▶ _Task requirements_: Find each line with the string "that" and copy it.

Excerpts from a figure dataset:
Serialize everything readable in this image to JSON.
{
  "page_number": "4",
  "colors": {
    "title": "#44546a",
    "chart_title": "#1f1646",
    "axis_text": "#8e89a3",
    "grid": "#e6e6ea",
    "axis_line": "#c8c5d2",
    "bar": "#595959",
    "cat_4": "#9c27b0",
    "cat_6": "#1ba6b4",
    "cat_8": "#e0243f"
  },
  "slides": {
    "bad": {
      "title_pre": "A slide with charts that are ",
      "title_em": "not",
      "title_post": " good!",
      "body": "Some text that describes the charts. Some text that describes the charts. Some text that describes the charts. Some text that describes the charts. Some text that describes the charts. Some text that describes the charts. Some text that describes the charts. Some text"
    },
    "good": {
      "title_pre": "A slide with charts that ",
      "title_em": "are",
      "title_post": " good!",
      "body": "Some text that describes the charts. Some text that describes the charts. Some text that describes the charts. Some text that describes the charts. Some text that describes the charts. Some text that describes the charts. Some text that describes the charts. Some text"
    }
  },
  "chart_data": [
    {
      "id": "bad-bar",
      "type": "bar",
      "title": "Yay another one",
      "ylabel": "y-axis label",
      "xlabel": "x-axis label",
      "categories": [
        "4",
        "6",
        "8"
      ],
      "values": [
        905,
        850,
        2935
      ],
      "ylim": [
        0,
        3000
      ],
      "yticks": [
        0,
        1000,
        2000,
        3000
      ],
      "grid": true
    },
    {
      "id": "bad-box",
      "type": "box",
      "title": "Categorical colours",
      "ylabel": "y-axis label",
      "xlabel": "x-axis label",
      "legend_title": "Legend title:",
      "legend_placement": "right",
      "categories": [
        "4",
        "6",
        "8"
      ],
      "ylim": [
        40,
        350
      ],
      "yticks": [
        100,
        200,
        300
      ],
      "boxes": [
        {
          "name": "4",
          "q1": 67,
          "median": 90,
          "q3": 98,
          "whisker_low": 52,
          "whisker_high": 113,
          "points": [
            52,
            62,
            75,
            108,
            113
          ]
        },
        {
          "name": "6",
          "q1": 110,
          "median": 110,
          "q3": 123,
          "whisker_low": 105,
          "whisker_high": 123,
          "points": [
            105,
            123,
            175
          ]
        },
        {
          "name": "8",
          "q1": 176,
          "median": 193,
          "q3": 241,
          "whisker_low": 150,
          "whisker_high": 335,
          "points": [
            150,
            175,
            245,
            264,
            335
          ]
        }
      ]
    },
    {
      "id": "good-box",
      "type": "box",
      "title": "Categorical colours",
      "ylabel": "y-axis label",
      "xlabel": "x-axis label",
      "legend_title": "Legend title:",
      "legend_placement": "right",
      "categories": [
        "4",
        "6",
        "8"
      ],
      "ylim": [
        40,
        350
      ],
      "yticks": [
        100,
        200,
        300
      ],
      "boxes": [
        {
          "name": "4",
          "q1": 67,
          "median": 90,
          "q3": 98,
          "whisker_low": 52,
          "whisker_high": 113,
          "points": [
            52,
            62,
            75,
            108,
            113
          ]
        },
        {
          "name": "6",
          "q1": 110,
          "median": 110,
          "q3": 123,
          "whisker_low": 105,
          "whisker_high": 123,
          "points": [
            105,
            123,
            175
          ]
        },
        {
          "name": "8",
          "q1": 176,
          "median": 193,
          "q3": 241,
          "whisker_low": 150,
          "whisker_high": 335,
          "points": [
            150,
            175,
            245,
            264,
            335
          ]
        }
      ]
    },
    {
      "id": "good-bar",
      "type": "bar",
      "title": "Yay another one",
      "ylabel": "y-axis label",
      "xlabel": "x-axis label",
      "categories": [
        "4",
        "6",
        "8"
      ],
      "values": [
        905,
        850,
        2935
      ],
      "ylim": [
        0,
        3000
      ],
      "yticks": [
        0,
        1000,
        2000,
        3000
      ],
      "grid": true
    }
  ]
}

▶ _Exercise solution_:
      "title_pre": "A slide with charts that are ",
      "body": "Some text that describes the charts. Some text that describes the charts. Some text that describes the charts. Some text that describes the charts. Some text that describes the charts. Some text that describes the charts. Some text that describes the charts. Some text"
      "title_pre": "A slide with charts that ",
      "body": "Some text that describes the charts. Some text that describes the charts. Some text that describes the charts. Some text that describes the charts. Some text that describes the charts. Some text that describes the charts. Some text that describes the charts. Some text"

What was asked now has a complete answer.